• WHAT YOU WILL DO
Copy out everything from the line with "Enumerate the UI" down to the line with "value-label: 50.8 (745, 52, 830, 96)", keeping each line the same.

━━━━━ RECORDS PROVIDED

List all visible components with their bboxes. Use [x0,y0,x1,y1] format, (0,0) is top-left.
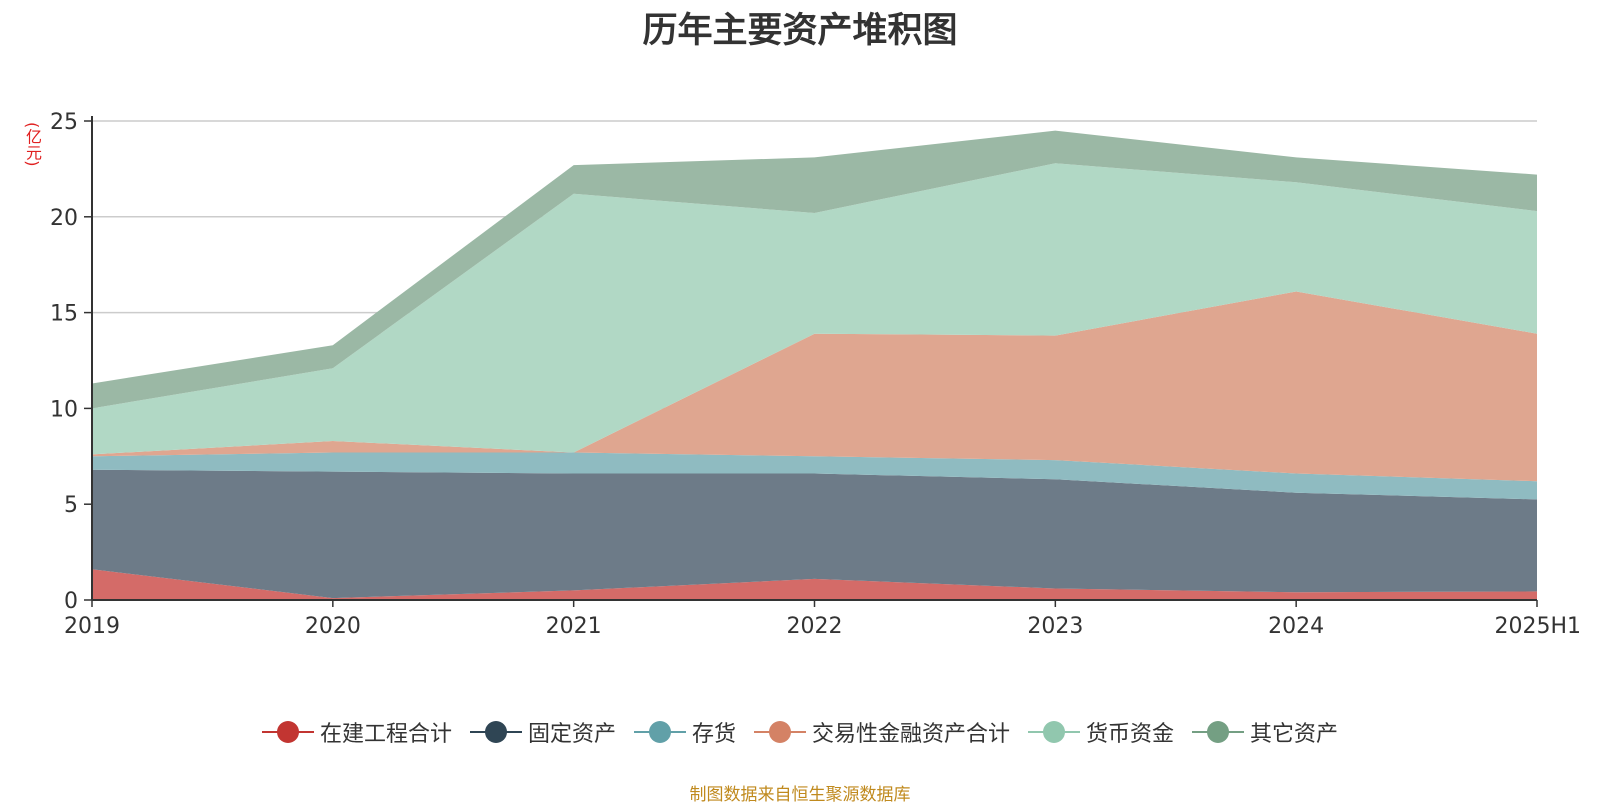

━━━━━━━━━━
━━━━━ RECORDS PROVIDED

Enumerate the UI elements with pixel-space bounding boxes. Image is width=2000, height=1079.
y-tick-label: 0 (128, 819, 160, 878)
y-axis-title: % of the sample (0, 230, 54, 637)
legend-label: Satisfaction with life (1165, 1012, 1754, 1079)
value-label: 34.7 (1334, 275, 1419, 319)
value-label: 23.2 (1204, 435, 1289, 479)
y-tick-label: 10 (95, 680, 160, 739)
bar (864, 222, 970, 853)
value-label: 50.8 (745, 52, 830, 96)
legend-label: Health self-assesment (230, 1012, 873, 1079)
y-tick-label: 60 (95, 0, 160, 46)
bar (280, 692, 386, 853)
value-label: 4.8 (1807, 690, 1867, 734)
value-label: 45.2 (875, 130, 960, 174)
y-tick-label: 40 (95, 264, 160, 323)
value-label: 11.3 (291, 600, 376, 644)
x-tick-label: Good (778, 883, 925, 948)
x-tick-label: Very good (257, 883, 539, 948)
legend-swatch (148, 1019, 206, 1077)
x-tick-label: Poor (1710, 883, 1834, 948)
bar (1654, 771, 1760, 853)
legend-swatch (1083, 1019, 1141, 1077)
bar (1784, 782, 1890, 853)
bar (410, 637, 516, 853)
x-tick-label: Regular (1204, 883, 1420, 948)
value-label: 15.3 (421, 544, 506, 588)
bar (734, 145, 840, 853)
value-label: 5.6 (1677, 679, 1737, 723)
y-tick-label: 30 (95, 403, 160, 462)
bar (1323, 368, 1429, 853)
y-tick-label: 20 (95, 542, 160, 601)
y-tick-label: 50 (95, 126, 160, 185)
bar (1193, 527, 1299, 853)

━━━━━━━━━━

• EXERCISE RESPONSE
Enumerate the UI elements with pixel-space bounding boxes. Image is width=2000, height=1079.
y-tick-label: 0 (128, 819, 160, 878)
y-axis-title: % of the sample (0, 230, 54, 637)
legend-label: Satisfaction with life (1165, 1012, 1754, 1079)
value-label: 34.7 (1334, 275, 1419, 319)
value-label: 23.2 (1204, 435, 1289, 479)
y-tick-label: 10 (95, 680, 160, 739)
bar (864, 222, 970, 853)
value-label: 50.8 (745, 52, 830, 96)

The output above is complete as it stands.